OBJECTIVE — The entries below should be given again exactly, minus their pictures.

TASK MATERIAL —
========================================
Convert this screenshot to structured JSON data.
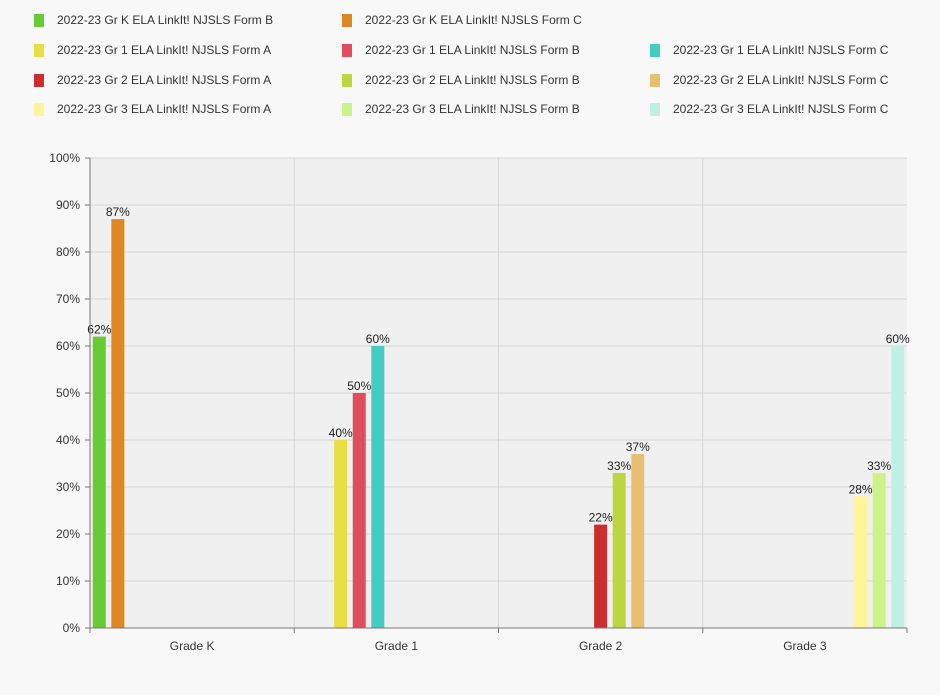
{
  "chart_data": {
    "type": "bar",
    "categories": [
      "Grade K",
      "Grade 1",
      "Grade 2",
      "Grade 3"
    ],
    "yticks": [
      "0%",
      "10%",
      "20%",
      "30%",
      "40%",
      "50%",
      "60%",
      "70%",
      "80%",
      "90%",
      "100%"
    ],
    "ylim": [
      0,
      100
    ],
    "grid": true,
    "legend_position": "top",
    "series": [
      {
        "name": "2022-23 Gr K ELA LinkIt! NJSLS Form B",
        "color": "#66cc33",
        "values": [
          62,
          null,
          null,
          null
        ],
        "labels": [
          "62%",
          "",
          "",
          ""
        ]
      },
      {
        "name": "2022-23 Gr K ELA LinkIt! NJSLS Form C",
        "color": "#dd8822",
        "values": [
          87,
          null,
          null,
          null
        ],
        "labels": [
          "87%",
          "",
          "",
          ""
        ]
      },
      {
        "name": "2022-23 Gr 1 ELA LinkIt! NJSLS Form A",
        "color": "#e8df44",
        "values": [
          null,
          40,
          null,
          null
        ],
        "labels": [
          "",
          "40%",
          "",
          ""
        ]
      },
      {
        "name": "2022-23 Gr 1 ELA LinkIt! NJSLS Form B",
        "color": "#e04e5e",
        "values": [
          null,
          50,
          null,
          null
        ],
        "labels": [
          "",
          "50%",
          "",
          ""
        ]
      },
      {
        "name": "2022-23 Gr 1 ELA LinkIt! NJSLS Form C",
        "color": "#44ccc4",
        "values": [
          null,
          60,
          null,
          null
        ],
        "labels": [
          "",
          "60%",
          "",
          ""
        ]
      },
      {
        "name": "2022-23 Gr 2 ELA LinkIt! NJSLS Form A",
        "color": "#cc2e2e",
        "values": [
          null,
          null,
          22,
          null
        ],
        "labels": [
          "",
          "",
          "22%",
          ""
        ]
      },
      {
        "name": "2022-23 Gr 2 ELA LinkIt! NJSLS Form B",
        "color": "#bbd640",
        "values": [
          null,
          null,
          33,
          null
        ],
        "labels": [
          "",
          "",
          "33%",
          ""
        ]
      },
      {
        "name": "2022-23 Gr 2 ELA LinkIt! NJSLS Form C",
        "color": "#e8be70",
        "values": [
          null,
          null,
          37,
          null
        ],
        "labels": [
          "",
          "",
          "37%",
          ""
        ]
      },
      {
        "name": "2022-23 Gr 3 ELA LinkIt! NJSLS Form A",
        "color": "#fff49a",
        "values": [
          null,
          null,
          null,
          28
        ],
        "labels": [
          "",
          "",
          "",
          "28%"
        ]
      },
      {
        "name": "2022-23 Gr 3 ELA LinkIt! NJSLS Form B",
        "color": "#ccf28a",
        "values": [
          null,
          null,
          null,
          33
        ],
        "labels": [
          "",
          "",
          "",
          "33%"
        ]
      },
      {
        "name": "2022-23 Gr 3 ELA LinkIt! NJSLS Form C",
        "color": "#bff0e4",
        "values": [
          null,
          null,
          null,
          60
        ],
        "labels": [
          "",
          "",
          "",
          "60%"
        ]
      }
    ]
  }
}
========================================
RESPONSE —
Convert this screenshot to structured JSON data.
{
  "chart_data": {
    "type": "bar",
    "categories": [
      "Grade K",
      "Grade 1",
      "Grade 2",
      "Grade 3"
    ],
    "yticks": [
      "0%",
      "10%",
      "20%",
      "30%",
      "40%",
      "50%",
      "60%",
      "70%",
      "80%",
      "90%",
      "100%"
    ],
    "ylim": [
      0,
      100
    ],
    "grid": true,
    "legend_position": "top",
    "series": [
      {
        "name": "2022-23 Gr K ELA LinkIt! NJSLS Form B",
        "color": "#66cc33",
        "values": [
          62,
          null,
          null,
          null
        ],
        "labels": [
          "62%",
          "",
          "",
          ""
        ]
      },
      {
        "name": "2022-23 Gr K ELA LinkIt! NJSLS Form C",
        "color": "#dd8822",
        "values": [
          87,
          null,
          null,
          null
        ],
        "labels": [
          "87%",
          "",
          "",
          ""
        ]
      },
      {
        "name": "2022-23 Gr 1 ELA LinkIt! NJSLS Form A",
        "color": "#e8df44",
        "values": [
          null,
          40,
          null,
          null
        ],
        "labels": [
          "",
          "40%",
          "",
          ""
        ]
      },
      {
        "name": "2022-23 Gr 1 ELA LinkIt! NJSLS Form B",
        "color": "#e04e5e",
        "values": [
          null,
          50,
          null,
          null
        ],
        "labels": [
          "",
          "50%",
          "",
          ""
        ]
      },
      {
        "name": "2022-23 Gr 1 ELA LinkIt! NJSLS Form C",
        "color": "#44ccc4",
        "values": [
          null,
          60,
          null,
          null
        ],
        "labels": [
          "",
          "60%",
          "",
          ""
        ]
      },
      {
        "name": "2022-23 Gr 2 ELA LinkIt! NJSLS Form A",
        "color": "#cc2e2e",
        "values": [
          null,
          null,
          22,
          null
        ],
        "labels": [
          "",
          "",
          "22%",
          ""
        ]
      },
      {
        "name": "2022-23 Gr 2 ELA LinkIt! NJSLS Form B",
        "color": "#bbd640",
        "values": [
          null,
          null,
          33,
          null
        ],
        "labels": [
          "",
          "",
          "33%",
          ""
        ]
      },
      {
        "name": "2022-23 Gr 2 ELA LinkIt! NJSLS Form C",
        "color": "#e8be70",
        "values": [
          null,
          null,
          37,
          null
        ],
        "labels": [
          "",
          "",
          "37%",
          ""
        ]
      },
      {
        "name": "2022-23 Gr 3 ELA LinkIt! NJSLS Form A",
        "color": "#fff49a",
        "values": [
          null,
          null,
          null,
          28
        ],
        "labels": [
          "",
          "",
          "",
          "28%"
        ]
      },
      {
        "name": "2022-23 Gr 3 ELA LinkIt! NJSLS Form B",
        "color": "#ccf28a",
        "values": [
          null,
          null,
          null,
          33
        ],
        "labels": [
          "",
          "",
          "",
          "33%"
        ]
      },
      {
        "name": "2022-23 Gr 3 ELA LinkIt! NJSLS Form C",
        "color": "#bff0e4",
        "values": [
          null,
          null,
          null,
          60
        ],
        "labels": [
          "",
          "",
          "",
          "60%"
        ]
      }
    ]
  }
}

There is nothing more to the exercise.